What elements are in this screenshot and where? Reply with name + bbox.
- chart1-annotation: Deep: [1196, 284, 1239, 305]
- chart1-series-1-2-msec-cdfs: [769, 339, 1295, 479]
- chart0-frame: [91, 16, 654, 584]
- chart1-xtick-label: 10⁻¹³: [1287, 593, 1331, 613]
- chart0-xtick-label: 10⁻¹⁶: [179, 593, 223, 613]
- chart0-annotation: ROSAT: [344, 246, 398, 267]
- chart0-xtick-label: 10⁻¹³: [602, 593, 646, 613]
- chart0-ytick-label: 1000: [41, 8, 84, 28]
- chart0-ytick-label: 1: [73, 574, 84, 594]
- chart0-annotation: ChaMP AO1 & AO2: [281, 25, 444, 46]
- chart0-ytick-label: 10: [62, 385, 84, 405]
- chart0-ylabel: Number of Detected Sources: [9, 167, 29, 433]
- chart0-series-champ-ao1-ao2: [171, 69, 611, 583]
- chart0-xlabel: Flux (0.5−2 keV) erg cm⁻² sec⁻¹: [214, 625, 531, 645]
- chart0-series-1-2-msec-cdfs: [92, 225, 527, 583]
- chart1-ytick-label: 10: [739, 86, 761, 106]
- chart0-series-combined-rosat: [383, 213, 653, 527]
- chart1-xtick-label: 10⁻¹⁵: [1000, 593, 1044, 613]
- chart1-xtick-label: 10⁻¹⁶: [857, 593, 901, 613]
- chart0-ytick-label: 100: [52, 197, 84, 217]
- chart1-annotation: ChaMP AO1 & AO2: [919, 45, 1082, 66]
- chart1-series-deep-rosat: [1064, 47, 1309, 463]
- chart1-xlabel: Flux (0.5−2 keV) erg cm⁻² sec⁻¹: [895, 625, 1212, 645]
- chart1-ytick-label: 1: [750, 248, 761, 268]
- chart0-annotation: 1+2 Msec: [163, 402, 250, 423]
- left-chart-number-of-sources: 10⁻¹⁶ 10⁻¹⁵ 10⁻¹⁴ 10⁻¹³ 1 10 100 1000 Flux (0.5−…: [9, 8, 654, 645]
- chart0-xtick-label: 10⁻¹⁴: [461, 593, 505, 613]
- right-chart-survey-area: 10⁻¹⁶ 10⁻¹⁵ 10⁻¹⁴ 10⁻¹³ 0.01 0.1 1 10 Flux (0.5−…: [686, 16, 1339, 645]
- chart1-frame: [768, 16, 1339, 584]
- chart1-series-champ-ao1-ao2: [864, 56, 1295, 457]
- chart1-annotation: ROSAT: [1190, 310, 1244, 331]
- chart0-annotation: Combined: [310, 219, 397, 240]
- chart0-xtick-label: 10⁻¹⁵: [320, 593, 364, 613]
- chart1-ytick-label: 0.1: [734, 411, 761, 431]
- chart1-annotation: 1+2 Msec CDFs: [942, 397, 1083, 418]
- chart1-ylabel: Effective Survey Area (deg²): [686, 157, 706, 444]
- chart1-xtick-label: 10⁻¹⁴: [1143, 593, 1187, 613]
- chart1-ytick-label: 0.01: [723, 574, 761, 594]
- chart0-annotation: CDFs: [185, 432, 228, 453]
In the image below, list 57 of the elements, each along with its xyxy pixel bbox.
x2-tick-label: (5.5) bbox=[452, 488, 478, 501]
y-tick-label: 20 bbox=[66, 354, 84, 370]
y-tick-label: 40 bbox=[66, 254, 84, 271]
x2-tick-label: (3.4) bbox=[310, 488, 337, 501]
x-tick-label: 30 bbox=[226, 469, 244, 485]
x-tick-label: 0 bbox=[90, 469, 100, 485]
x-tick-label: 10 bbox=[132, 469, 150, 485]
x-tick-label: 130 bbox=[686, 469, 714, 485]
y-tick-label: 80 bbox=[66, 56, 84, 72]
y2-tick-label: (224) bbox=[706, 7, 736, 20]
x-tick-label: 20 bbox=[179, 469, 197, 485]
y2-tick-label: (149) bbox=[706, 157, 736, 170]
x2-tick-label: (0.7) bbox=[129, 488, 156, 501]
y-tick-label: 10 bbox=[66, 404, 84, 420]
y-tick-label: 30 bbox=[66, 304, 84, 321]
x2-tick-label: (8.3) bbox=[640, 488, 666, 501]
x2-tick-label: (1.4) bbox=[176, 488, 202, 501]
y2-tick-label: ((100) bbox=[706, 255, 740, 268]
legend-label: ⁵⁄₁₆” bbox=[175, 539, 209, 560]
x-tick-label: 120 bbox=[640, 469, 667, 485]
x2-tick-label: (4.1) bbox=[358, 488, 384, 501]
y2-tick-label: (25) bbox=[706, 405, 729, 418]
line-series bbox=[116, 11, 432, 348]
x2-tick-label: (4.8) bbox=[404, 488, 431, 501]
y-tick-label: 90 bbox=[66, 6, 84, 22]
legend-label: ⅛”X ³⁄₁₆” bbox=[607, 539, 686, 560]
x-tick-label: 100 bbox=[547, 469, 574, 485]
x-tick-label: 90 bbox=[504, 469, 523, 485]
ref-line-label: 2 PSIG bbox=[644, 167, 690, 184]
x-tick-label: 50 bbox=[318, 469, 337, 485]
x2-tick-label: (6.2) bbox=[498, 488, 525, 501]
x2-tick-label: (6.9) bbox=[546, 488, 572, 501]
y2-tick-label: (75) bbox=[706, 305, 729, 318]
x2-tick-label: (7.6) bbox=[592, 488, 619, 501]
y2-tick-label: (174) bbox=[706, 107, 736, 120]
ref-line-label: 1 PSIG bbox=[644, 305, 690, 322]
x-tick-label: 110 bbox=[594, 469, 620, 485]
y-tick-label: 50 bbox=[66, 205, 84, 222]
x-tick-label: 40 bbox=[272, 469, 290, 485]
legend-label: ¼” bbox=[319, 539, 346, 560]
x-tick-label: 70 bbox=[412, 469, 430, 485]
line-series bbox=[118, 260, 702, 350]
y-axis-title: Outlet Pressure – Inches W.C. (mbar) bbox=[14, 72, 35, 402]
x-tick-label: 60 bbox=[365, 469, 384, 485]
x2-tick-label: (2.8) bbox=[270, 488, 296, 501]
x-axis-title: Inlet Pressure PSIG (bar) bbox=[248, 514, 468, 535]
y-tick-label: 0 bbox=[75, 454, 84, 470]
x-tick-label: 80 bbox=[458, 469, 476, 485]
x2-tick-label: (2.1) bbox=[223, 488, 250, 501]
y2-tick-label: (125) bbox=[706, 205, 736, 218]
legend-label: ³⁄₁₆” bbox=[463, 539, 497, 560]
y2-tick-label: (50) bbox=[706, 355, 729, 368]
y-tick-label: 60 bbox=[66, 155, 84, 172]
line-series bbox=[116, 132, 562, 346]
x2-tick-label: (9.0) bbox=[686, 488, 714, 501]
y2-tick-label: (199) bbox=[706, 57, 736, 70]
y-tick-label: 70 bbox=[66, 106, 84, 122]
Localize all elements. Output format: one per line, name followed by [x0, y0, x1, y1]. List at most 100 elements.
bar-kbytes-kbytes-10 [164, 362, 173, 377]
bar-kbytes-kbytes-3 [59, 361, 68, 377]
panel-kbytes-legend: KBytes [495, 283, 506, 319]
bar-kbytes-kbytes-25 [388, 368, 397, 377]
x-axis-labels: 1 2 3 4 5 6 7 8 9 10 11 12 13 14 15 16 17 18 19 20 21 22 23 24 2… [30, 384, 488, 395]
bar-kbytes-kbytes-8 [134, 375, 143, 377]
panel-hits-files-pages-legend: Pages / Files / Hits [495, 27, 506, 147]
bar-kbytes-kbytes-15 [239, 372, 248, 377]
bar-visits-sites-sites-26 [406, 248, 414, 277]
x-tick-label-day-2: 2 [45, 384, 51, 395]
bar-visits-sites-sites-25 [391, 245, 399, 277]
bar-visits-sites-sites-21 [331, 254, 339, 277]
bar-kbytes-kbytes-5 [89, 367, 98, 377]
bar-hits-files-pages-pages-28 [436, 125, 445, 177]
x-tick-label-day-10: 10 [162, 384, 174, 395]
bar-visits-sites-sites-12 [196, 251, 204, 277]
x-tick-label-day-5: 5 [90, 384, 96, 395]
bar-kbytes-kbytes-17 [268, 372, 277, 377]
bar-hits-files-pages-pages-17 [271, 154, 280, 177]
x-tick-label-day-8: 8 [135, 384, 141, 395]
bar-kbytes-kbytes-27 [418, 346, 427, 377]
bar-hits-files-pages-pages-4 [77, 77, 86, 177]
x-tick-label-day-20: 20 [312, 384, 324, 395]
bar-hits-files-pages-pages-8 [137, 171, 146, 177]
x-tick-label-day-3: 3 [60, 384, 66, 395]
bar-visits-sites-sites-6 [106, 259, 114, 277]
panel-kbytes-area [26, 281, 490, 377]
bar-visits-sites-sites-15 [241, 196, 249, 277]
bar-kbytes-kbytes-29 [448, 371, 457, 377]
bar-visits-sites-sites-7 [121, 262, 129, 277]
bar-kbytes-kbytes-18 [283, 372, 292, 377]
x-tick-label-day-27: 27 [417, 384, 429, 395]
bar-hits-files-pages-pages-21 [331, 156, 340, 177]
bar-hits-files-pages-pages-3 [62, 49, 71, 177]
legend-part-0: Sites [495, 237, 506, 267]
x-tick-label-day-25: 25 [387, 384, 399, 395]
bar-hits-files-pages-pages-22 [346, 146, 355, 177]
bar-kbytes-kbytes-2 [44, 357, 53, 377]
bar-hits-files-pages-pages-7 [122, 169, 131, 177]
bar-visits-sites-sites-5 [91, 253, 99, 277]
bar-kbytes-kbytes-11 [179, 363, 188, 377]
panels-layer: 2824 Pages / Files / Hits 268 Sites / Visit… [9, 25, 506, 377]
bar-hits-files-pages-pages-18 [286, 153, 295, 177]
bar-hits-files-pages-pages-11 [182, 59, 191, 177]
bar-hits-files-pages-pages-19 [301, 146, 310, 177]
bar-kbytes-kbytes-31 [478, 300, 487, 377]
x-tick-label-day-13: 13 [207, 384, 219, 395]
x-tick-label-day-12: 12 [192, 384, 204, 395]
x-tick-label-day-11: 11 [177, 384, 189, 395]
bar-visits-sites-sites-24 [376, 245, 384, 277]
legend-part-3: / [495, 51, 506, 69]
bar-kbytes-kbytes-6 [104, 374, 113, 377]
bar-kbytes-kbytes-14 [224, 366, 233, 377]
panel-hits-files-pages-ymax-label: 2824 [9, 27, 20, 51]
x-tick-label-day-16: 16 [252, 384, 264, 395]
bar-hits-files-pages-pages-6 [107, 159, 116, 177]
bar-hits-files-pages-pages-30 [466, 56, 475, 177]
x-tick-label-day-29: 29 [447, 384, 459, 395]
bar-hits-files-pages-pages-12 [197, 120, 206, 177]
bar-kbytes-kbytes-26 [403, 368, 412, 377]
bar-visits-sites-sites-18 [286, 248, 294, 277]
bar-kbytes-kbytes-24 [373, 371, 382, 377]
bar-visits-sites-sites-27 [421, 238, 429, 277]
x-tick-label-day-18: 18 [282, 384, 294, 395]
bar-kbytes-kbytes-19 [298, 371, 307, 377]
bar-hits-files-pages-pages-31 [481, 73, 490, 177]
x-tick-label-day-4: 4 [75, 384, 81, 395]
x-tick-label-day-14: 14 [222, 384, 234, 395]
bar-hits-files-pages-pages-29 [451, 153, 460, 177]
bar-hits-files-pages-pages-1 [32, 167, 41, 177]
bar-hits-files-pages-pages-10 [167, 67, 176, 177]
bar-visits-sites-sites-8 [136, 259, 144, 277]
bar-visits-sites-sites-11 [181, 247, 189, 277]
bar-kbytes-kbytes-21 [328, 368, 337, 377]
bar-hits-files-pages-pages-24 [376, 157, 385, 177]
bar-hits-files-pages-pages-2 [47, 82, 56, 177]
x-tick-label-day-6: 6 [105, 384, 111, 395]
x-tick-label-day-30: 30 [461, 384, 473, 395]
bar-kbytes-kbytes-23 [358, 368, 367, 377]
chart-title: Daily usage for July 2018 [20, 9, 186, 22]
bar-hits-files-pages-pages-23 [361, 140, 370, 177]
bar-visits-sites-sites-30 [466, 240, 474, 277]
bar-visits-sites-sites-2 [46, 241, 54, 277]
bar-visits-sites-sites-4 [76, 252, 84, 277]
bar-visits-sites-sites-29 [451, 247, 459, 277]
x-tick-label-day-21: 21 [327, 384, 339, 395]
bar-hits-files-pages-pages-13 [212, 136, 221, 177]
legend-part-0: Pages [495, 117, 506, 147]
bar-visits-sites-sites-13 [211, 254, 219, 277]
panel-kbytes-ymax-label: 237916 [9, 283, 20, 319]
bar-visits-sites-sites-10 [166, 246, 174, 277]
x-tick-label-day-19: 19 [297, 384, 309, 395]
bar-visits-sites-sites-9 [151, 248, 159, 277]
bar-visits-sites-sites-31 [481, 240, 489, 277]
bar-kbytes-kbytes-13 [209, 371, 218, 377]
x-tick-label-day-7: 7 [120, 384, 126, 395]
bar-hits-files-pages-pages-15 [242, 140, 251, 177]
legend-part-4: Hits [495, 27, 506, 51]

=======

Problem requirements → Copy the entries word for word, from the very first line through the line containing "- chart0-xtick-label: 10⁻¹⁴: [461, 593, 505, 613]".

Response to the exercise →
What elements are in this screenshot and where? Reply with name + bbox.
- chart1-annotation: Deep: [1196, 284, 1239, 305]
- chart1-series-1-2-msec-cdfs: [769, 339, 1295, 479]
- chart0-frame: [91, 16, 654, 584]
- chart1-xtick-label: 10⁻¹³: [1287, 593, 1331, 613]
- chart0-xtick-label: 10⁻¹⁶: [179, 593, 223, 613]
- chart0-annotation: ROSAT: [344, 246, 398, 267]
- chart0-xtick-label: 10⁻¹³: [602, 593, 646, 613]
- chart0-ytick-label: 1000: [41, 8, 84, 28]
- chart0-ytick-label: 1: [73, 574, 84, 594]
- chart0-annotation: ChaMP AO1 & AO2: [281, 25, 444, 46]
- chart0-ytick-label: 10: [62, 385, 84, 405]
- chart0-ylabel: Number of Detected Sources: [9, 167, 29, 433]
- chart0-series-champ-ao1-ao2: [171, 69, 611, 583]
- chart0-xlabel: Flux (0.5−2 keV) erg cm⁻² sec⁻¹: [214, 625, 531, 645]
- chart0-series-1-2-msec-cdfs: [92, 225, 527, 583]
- chart1-ytick-label: 10: [739, 86, 761, 106]
- chart0-series-combined-rosat: [383, 213, 653, 527]
- chart1-xtick-label: 10⁻¹⁵: [1000, 593, 1044, 613]
- chart1-xtick-label: 10⁻¹⁶: [857, 593, 901, 613]
- chart0-ytick-label: 100: [52, 197, 84, 217]
- chart1-annotation: ChaMP AO1 & AO2: [919, 45, 1082, 66]
- chart1-series-deep-rosat: [1064, 47, 1309, 463]
- chart1-xlabel: Flux (0.5−2 keV) erg cm⁻² sec⁻¹: [895, 625, 1212, 645]
- chart1-ytick-label: 1: [750, 248, 761, 268]
- chart0-annotation: 1+2 Msec: [163, 402, 250, 423]
- left-chart-number-of-sources: 10⁻¹⁶ 10⁻¹⁵ 10⁻¹⁴ 10⁻¹³ 1 10 100 1000 Flux (0.5−…: [9, 8, 654, 645]
- chart0-xtick-label: 10⁻¹⁴: [461, 593, 505, 613]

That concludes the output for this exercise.